> [RECORD EXCERPTS]:
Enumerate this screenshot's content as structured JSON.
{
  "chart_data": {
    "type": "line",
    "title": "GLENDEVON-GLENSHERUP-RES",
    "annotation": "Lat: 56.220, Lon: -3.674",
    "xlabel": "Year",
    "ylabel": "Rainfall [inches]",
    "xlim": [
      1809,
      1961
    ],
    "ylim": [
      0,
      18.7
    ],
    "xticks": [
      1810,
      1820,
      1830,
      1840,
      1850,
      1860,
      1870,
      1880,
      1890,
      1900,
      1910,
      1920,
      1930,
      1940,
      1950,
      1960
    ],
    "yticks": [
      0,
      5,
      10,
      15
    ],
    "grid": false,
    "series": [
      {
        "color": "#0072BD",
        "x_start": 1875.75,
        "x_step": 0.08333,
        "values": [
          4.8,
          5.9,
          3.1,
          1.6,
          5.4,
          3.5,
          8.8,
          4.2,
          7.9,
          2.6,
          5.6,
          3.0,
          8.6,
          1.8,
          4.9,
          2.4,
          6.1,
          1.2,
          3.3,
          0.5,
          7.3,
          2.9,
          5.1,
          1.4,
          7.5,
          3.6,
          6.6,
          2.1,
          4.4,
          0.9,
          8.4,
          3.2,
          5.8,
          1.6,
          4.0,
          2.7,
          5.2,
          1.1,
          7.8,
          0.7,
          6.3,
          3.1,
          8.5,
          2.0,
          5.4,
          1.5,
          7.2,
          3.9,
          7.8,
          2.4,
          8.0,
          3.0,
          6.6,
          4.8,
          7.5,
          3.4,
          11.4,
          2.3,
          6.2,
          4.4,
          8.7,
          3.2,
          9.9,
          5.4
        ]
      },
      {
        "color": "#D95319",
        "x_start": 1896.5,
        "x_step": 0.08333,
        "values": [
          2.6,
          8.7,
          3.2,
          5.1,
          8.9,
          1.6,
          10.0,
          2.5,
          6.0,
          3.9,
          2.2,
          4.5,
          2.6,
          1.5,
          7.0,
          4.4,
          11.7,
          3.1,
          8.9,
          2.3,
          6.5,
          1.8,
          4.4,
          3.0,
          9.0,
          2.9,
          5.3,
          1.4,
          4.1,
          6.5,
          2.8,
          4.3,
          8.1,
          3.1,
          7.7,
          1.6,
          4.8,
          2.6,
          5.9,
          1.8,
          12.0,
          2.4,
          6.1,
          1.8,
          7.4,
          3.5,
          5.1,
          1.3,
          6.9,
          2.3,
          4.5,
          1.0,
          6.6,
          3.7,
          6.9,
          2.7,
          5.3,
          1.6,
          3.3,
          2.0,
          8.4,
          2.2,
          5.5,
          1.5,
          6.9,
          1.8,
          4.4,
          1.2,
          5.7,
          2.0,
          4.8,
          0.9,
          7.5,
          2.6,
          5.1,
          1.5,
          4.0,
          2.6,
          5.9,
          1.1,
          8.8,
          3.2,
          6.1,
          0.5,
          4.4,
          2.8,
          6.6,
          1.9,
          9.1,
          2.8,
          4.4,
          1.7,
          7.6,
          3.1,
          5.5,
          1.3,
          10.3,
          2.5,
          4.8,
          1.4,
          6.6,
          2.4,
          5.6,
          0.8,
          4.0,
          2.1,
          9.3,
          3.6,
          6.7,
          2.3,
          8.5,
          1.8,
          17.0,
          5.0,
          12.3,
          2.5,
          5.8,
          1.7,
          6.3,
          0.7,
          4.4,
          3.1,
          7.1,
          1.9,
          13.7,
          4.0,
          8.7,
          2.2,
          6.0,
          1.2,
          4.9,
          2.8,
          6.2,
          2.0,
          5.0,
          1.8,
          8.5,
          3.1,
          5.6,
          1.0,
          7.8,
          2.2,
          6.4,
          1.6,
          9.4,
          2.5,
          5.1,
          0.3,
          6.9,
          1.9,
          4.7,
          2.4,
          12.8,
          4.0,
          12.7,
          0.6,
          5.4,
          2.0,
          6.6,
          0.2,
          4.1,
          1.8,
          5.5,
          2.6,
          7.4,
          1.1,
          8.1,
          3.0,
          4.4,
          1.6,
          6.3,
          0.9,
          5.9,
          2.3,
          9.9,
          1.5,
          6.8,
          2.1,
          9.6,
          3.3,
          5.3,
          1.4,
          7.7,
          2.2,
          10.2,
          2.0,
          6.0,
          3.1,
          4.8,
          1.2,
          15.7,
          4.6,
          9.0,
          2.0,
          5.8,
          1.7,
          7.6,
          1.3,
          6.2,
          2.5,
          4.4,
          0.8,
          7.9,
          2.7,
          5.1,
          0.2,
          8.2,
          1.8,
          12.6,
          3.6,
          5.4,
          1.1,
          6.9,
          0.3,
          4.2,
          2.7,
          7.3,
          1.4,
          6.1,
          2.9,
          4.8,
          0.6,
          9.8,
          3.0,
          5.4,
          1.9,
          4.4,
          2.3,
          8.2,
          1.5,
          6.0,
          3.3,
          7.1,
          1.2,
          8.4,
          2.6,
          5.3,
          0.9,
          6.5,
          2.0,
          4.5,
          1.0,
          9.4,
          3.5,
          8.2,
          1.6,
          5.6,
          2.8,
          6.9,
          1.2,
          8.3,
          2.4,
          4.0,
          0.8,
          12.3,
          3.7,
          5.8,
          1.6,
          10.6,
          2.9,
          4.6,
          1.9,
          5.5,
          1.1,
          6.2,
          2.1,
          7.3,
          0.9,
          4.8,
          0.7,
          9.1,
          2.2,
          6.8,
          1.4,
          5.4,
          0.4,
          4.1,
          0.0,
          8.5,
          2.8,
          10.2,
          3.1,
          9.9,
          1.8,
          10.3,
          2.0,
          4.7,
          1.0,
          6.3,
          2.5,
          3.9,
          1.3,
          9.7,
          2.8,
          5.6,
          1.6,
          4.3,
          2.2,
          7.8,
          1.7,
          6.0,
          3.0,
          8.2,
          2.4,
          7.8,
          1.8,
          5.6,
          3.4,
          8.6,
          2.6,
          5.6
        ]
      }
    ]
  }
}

...

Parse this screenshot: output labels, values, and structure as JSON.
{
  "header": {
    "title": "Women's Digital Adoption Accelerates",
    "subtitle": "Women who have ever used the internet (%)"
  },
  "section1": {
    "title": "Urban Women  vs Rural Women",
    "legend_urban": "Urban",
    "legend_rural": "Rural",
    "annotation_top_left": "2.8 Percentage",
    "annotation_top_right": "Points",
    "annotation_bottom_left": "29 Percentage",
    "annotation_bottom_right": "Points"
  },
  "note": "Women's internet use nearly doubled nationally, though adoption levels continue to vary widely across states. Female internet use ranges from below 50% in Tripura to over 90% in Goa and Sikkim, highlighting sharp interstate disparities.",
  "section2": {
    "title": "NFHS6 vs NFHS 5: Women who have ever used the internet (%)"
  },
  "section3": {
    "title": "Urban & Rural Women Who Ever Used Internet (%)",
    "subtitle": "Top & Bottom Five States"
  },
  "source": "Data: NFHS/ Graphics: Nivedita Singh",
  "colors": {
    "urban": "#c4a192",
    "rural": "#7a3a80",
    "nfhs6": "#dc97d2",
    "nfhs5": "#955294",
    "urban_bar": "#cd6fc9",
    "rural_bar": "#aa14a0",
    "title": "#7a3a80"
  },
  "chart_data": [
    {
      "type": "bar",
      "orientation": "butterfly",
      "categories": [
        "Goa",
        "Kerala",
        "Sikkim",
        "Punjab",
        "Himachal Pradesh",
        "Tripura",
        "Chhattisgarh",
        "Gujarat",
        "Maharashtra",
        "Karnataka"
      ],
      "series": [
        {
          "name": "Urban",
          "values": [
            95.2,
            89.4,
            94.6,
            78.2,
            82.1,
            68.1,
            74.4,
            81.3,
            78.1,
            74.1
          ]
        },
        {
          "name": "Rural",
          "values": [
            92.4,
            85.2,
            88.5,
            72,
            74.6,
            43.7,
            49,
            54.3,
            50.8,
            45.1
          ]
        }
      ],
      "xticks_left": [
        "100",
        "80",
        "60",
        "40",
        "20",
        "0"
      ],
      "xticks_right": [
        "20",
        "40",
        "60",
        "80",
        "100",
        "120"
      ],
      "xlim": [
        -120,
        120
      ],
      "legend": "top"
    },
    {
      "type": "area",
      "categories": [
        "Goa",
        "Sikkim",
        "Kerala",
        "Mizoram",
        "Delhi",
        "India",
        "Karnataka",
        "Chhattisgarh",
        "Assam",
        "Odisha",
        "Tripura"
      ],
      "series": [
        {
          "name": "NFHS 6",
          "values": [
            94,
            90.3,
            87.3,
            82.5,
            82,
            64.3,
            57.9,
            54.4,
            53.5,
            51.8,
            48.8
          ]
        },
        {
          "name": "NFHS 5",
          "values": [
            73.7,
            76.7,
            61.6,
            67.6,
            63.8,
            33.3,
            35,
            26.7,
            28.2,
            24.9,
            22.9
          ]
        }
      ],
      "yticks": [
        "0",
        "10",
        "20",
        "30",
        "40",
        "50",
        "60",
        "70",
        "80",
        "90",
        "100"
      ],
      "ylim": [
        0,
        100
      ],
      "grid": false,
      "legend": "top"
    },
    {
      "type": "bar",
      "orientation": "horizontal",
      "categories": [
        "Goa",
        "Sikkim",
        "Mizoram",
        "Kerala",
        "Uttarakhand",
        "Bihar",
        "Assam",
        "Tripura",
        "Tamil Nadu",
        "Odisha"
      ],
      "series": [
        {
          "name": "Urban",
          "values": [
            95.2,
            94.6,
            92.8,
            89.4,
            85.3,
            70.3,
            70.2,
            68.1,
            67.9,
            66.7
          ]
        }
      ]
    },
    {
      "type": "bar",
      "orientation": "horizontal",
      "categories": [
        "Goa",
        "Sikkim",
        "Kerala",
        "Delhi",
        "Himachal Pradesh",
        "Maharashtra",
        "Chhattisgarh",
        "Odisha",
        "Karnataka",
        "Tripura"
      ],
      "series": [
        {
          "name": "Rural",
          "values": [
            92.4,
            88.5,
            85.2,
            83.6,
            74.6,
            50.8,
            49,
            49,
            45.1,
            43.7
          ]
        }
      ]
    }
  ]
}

> [AIM]: Find each line with the string "have" and copy it out.

> [REPLY]:
    "subtitle": "Women who have ever used the internet (%)"
    "title": "NFHS6 vs NFHS 5: Women who have ever used the internet (%)"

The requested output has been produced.